## WHAT THE EXERCISE ASKS
The response should be the records below, repeated exactly, with each picture left out.

--- --- ---

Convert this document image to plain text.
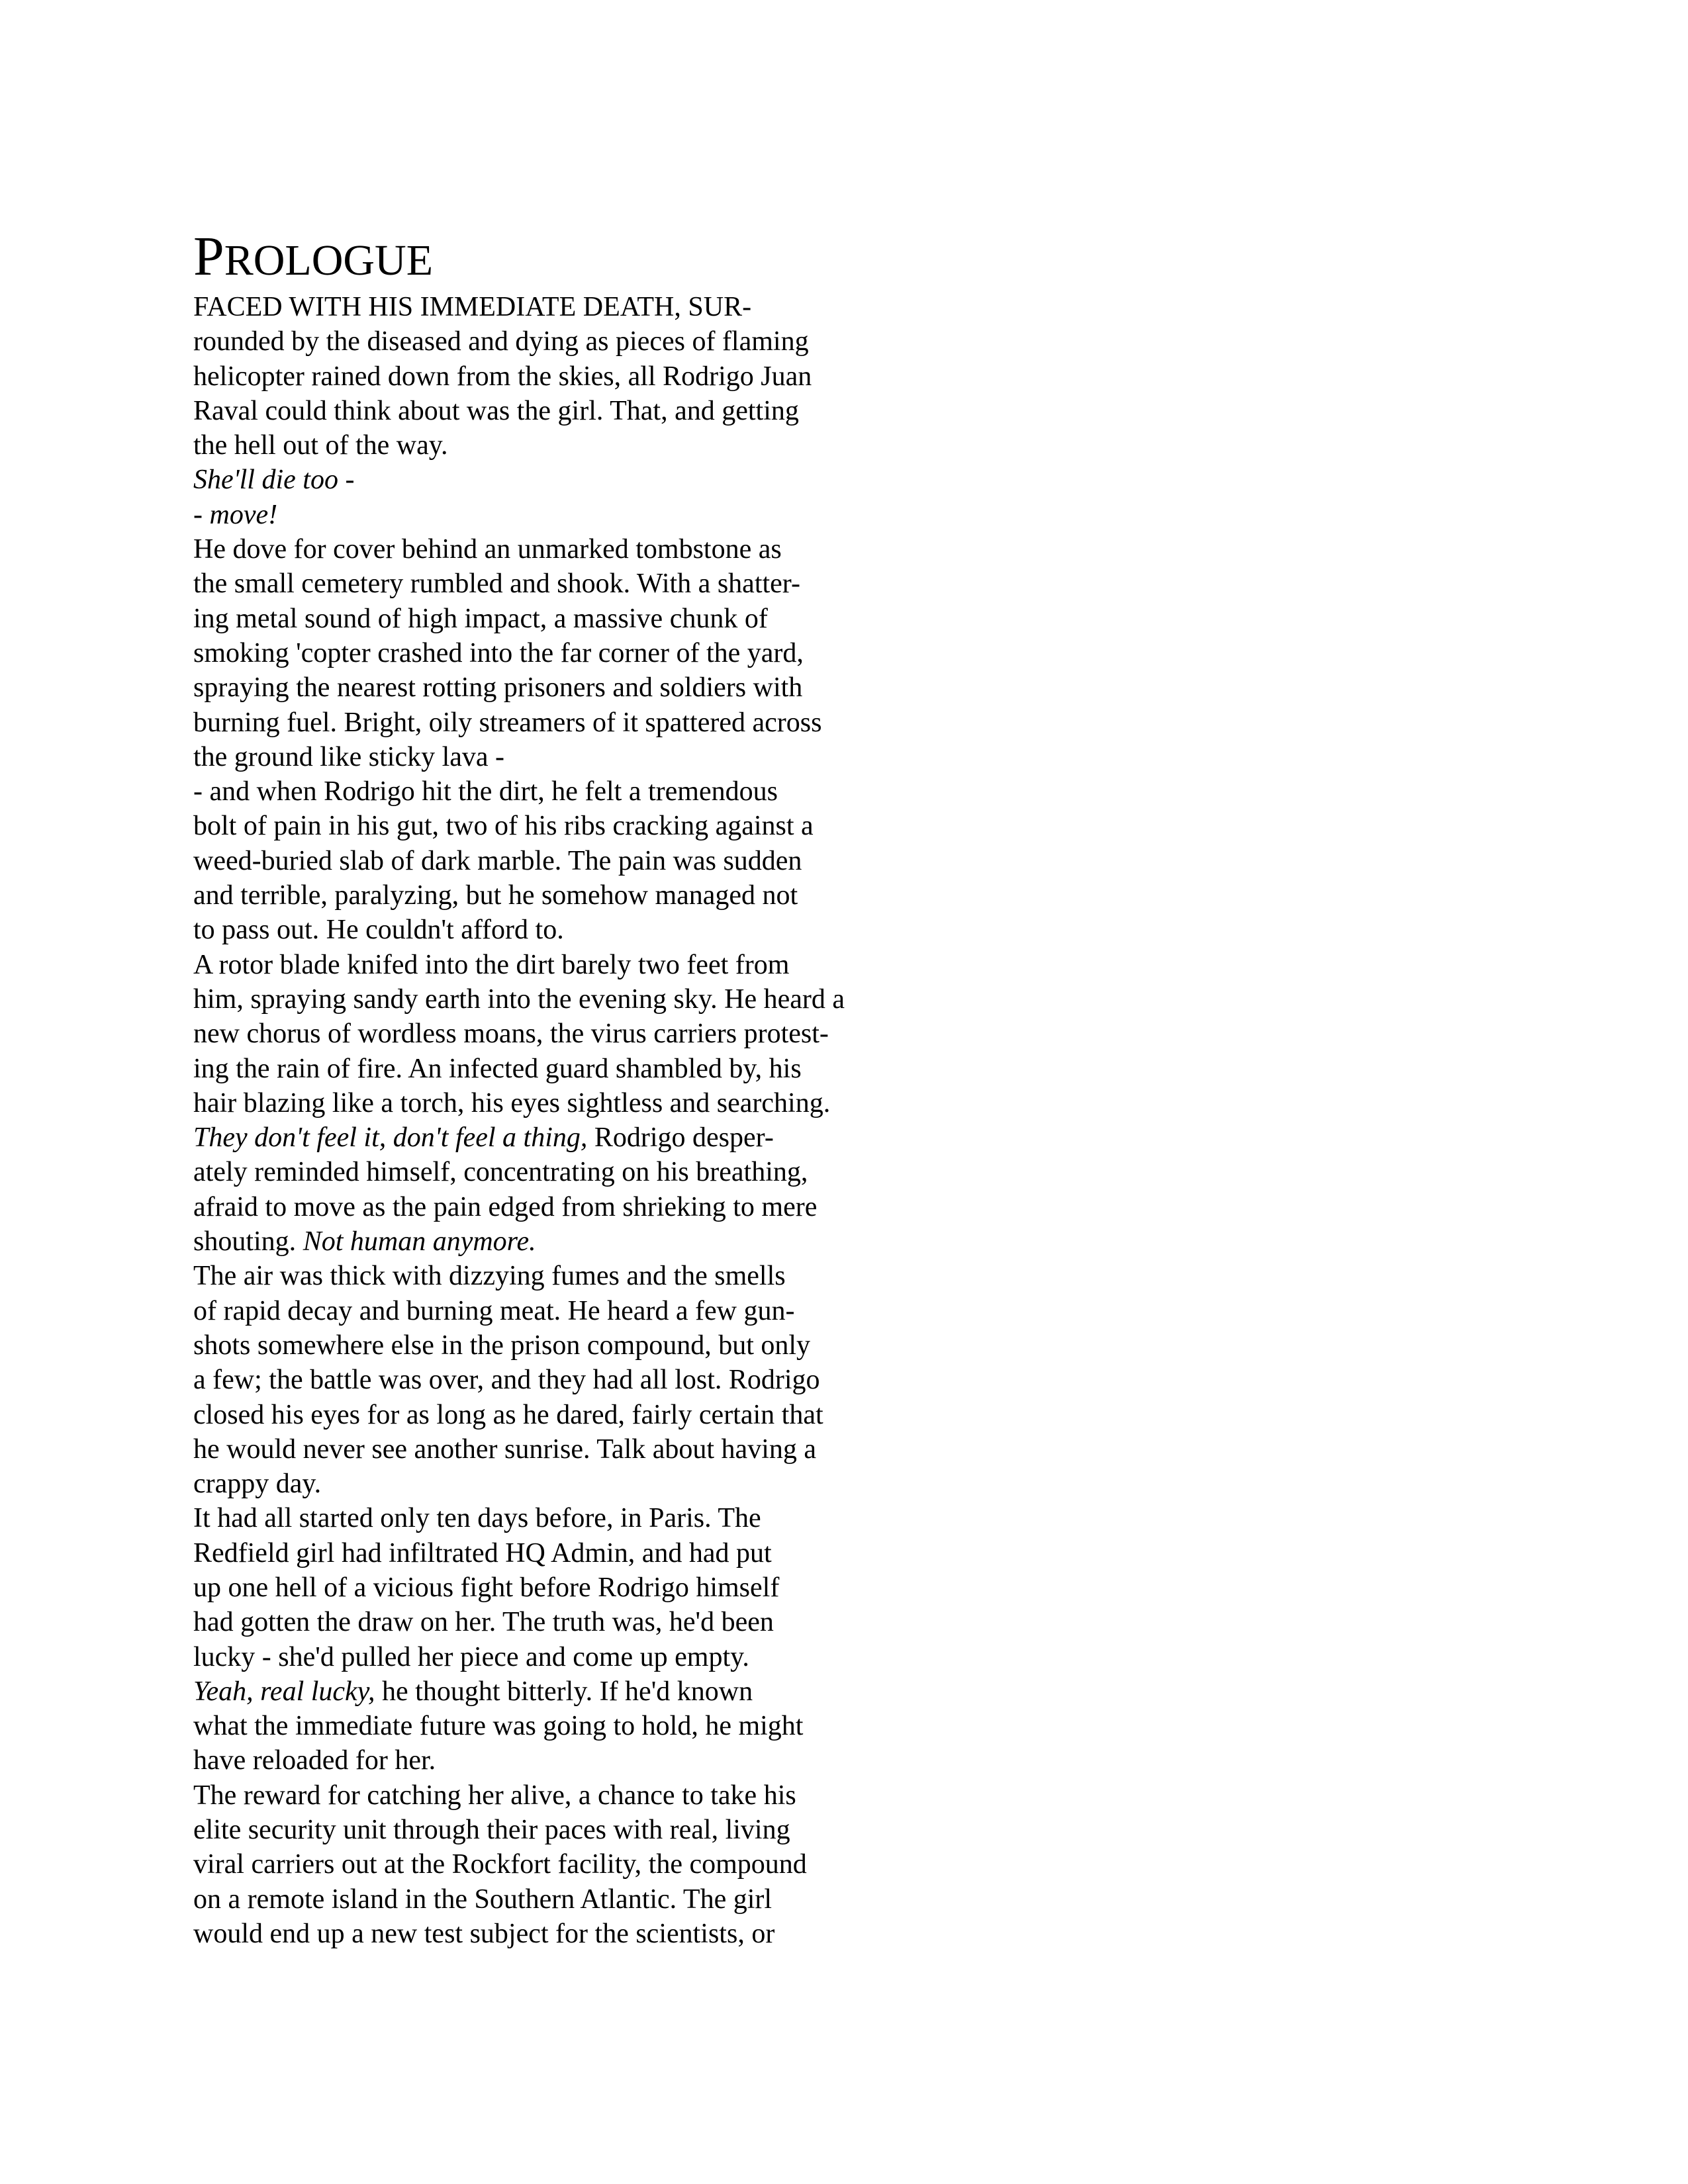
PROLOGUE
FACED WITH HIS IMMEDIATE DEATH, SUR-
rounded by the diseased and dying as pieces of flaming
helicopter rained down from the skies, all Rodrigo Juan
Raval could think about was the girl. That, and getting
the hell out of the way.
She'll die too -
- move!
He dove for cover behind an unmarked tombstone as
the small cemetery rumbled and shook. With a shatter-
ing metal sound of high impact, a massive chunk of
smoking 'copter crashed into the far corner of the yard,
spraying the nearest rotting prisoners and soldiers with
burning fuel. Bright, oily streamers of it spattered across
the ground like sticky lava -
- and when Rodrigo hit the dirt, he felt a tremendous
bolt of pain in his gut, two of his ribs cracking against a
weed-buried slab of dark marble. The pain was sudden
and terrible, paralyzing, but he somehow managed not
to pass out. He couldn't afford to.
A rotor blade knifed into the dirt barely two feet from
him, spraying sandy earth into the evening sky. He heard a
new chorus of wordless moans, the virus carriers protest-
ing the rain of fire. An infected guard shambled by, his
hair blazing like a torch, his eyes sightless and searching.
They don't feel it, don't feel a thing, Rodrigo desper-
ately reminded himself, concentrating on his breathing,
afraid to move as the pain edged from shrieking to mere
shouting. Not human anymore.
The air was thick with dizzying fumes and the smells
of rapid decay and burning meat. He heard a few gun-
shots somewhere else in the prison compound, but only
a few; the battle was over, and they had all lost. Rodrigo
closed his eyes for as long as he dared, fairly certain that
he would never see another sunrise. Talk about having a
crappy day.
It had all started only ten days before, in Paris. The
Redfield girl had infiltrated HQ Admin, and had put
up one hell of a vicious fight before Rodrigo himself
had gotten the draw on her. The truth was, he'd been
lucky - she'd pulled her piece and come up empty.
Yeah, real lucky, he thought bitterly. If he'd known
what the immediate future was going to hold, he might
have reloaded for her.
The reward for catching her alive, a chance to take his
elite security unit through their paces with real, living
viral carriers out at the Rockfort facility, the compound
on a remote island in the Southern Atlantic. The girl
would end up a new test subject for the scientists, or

--- --- ---

## SOLUTION BELOW
Convert this document image to plain text.
PROLOGUE
FACED WITH HIS IMMEDIATE DEATH, SUR-
rounded by the diseased and dying as pieces of flaming
helicopter rained down from the skies, all Rodrigo Juan
Raval could think about was the girl. That, and getting
the hell out of the way.
She'll die too -
- move!
He dove for cover behind an unmarked tombstone as
the small cemetery rumbled and shook. With a shatter-
ing metal sound of high impact, a massive chunk of
smoking 'copter crashed into the far corner of the yard,
spraying the nearest rotting prisoners and soldiers with
burning fuel. Bright, oily streamers of it spattered across
the ground like sticky lava -
- and when Rodrigo hit the dirt, he felt a tremendous
bolt of pain in his gut, two of his ribs cracking against a
weed-buried slab of dark marble. The pain was sudden
and terrible, paralyzing, but he somehow managed not
to pass out. He couldn't afford to.
A rotor blade knifed into the dirt barely two feet from
him, spraying sandy earth into the evening sky. He heard a
new chorus of wordless moans, the virus carriers protest-
ing the rain of fire. An infected guard shambled by, his
hair blazing like a torch, his eyes sightless and searching.
They don't feel it, don't feel a thing, Rodrigo desper-
ately reminded himself, concentrating on his breathing,
afraid to move as the pain edged from shrieking to mere
shouting. Not human anymore.
The air was thick with dizzying fumes and the smells
of rapid decay and burning meat. He heard a few gun-
shots somewhere else in the prison compound, but only
a few; the battle was over, and they had all lost. Rodrigo
closed his eyes for as long as he dared, fairly certain that
he would never see another sunrise. Talk about having a
crappy day.
It had all started only ten days before, in Paris. The
Redfield girl had infiltrated HQ Admin, and had put
up one hell of a vicious fight before Rodrigo himself
had gotten the draw on her. The truth was, he'd been
lucky - she'd pulled her piece and come up empty.
Yeah, real lucky, he thought bitterly. If he'd known
what the immediate future was going to hold, he might
have reloaded for her.
The reward for catching her alive, a chance to take his
elite security unit through their paces with real, living
viral carriers out at the Rockfort facility, the compound
on a remote island in the Southern Atlantic. The girl
would end up a new test subject for the scientists, or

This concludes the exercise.